Your tasks:
1. Please rewrite the paragraph of the puppet workshop text that begins "We then spend the required days" as a short bulleted list that keeps its main facts.
2. Carry on the puppet workshop text below, writing what comes after its final sentence.

— begin Source text —

What We Do
"Seeing the children’s imagination, skills and teamwork growing throughout this experience has been delightful."
Mrs Lim, Head of Art, Unicorn School, Richmond
On the first morning we introduce the story to the 70-500 participating children. The story is usually a World Creation Myth – Mayan, Aboriginal, Chinese, West African, Egyptian to name a few. We also introduce the children to puppetry and we ask them what they have to do to meet the challenge of making a huge show with all of them in it in just a few days.
We then spend the required days making the puppets, approximately 60 puppets a day. These can be any creature ranging from crabs to giraffes or moles to kangaroos. Whatever they are, they are always splendid. Whilst the children are making their own puppets we prepare some bigger creations for them to work on such as Nyame the Sky God or Quetzacoatl the Feathered Serpent or a school of dolphins or a train of elephants.
Meanwhile back in their classrooms there are many related activities that can be pursued. Often, the school becomes adorned with posters and programmes prepared, storyboards worked on and invites are hand-made. Sometimes schools build their programme for half term around the themes or culture inherent tin the story we have selected together. When the puppets are all made, it takes a day or two to put the whole show together. This depends on the size of the cast and the scope of the production.

— end Source text —
— begin Information supplied —

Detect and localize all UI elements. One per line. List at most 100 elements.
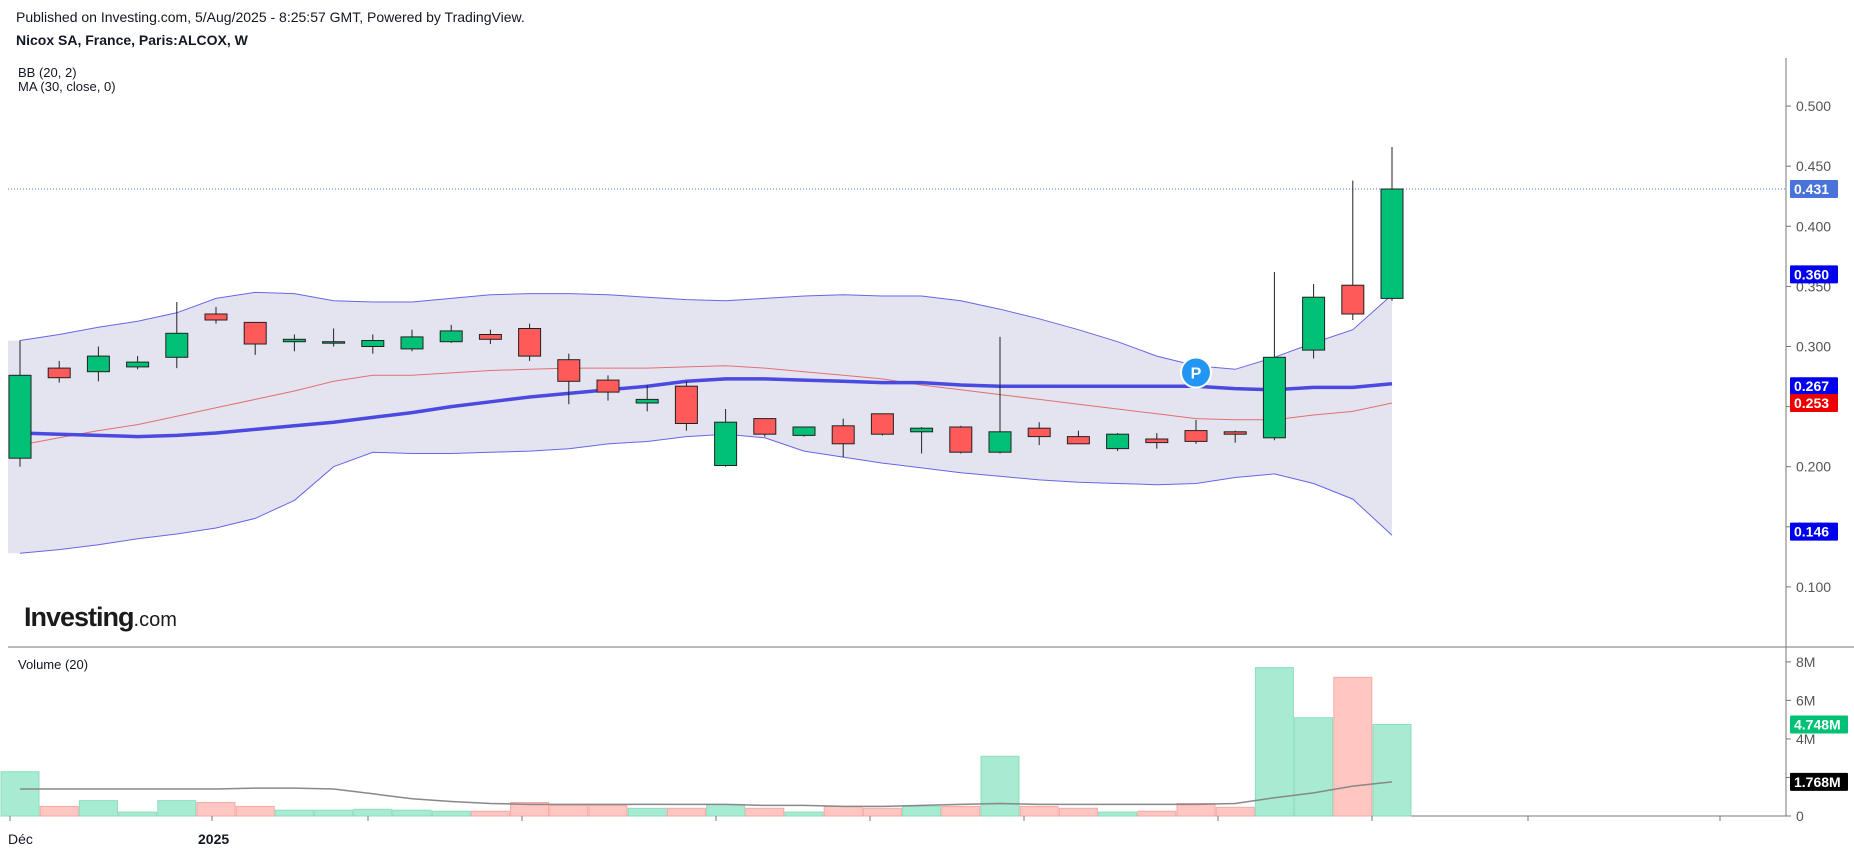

— end Information supplied —

Results for each task:
1.
- Over the required days, about 60 puppets are made each day.
- The puppets can be any creature, from crabs to giraffes or moles to kangaroos, and they are always splendid.
- While the children make their own puppets, bigger creations are prepared for them to work on, such as Nyame the Sky God, Quetzacoatl the Feathered Serpent, a school of dolphins or a train of elephants.

2.
We all gather, as we did at the outset on the first day, but this time there is puppet for each student plus the giant puppets. In this session we map the show, share achievements and narrator/writers are self-elected. Across the day the narration is prepared and each puppet group devises and rehearses their parts. In the evening we complete work on the script and the soundtrack. And all is ready to roll halfway through the next morning.
Our residency finishes with a day of performance of a massive, spectacular show by a cast of 100, 200 or however many students are involved - all performing to invited audiences of other children and parents. The performances invariably exceed expectations. And that is what they are about – not succeeding or failing – but exceeding.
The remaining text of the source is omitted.